§ Objective
Tally every line of the material that includes "Substanz", then give the tally and nothing else.

§ Records provided
----
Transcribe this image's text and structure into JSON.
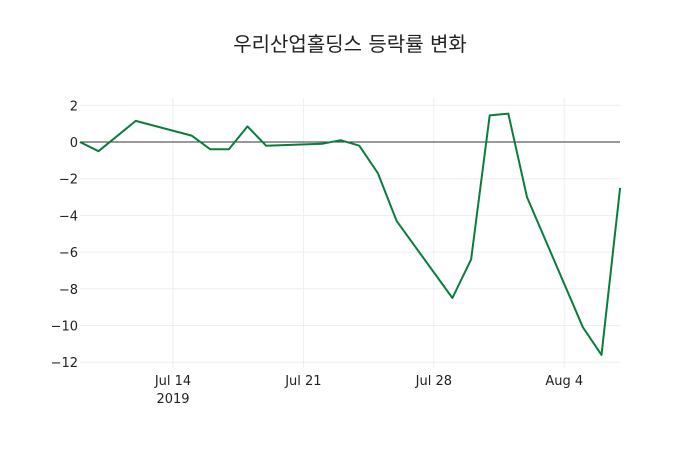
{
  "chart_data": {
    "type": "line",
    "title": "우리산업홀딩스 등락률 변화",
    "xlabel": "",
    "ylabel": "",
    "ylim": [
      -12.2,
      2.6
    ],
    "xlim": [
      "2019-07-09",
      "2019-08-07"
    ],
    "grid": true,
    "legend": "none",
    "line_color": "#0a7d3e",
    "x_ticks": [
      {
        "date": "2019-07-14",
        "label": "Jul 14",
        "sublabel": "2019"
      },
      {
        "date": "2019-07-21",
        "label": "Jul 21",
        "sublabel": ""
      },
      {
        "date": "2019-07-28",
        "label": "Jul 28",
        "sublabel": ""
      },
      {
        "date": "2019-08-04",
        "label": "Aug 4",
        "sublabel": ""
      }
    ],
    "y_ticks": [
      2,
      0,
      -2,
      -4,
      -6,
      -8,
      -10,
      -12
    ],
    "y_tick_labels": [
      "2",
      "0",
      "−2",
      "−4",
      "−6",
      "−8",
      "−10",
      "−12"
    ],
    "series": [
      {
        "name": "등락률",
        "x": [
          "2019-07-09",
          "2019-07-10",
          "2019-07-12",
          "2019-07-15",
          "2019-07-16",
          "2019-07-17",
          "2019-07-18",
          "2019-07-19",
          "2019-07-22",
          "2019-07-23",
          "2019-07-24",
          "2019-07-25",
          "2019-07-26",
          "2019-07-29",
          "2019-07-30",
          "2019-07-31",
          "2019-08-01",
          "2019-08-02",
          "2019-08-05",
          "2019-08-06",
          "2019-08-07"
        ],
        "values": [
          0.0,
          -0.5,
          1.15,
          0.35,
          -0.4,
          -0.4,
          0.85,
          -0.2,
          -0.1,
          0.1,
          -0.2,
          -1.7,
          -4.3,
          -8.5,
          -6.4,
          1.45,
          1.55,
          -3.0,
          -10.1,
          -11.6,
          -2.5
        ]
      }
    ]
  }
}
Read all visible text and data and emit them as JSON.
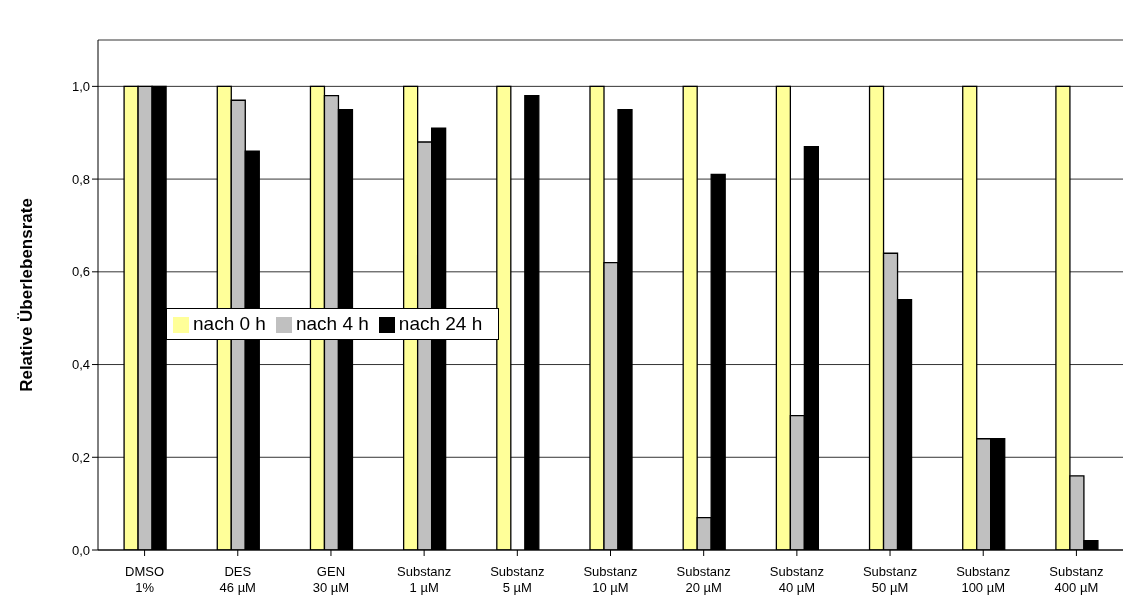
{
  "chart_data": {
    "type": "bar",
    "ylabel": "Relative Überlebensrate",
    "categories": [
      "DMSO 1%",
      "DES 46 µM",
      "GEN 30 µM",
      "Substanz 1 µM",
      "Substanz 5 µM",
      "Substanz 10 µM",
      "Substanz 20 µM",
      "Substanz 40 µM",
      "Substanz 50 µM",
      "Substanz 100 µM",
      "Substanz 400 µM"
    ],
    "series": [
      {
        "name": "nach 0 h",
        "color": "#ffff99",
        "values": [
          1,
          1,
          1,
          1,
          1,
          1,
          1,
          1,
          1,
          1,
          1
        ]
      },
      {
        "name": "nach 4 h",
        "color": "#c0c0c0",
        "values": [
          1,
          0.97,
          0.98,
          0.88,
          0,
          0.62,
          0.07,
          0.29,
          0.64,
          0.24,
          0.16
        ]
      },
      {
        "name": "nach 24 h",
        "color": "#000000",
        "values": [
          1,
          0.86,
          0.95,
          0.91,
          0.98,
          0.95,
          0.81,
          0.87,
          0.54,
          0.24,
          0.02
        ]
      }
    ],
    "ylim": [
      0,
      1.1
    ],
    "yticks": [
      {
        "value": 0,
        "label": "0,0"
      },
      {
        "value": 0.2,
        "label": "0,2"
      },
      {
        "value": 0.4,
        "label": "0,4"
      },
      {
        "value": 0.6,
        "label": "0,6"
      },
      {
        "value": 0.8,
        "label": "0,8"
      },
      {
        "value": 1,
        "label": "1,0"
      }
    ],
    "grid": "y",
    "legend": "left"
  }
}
----
§ Written answer
8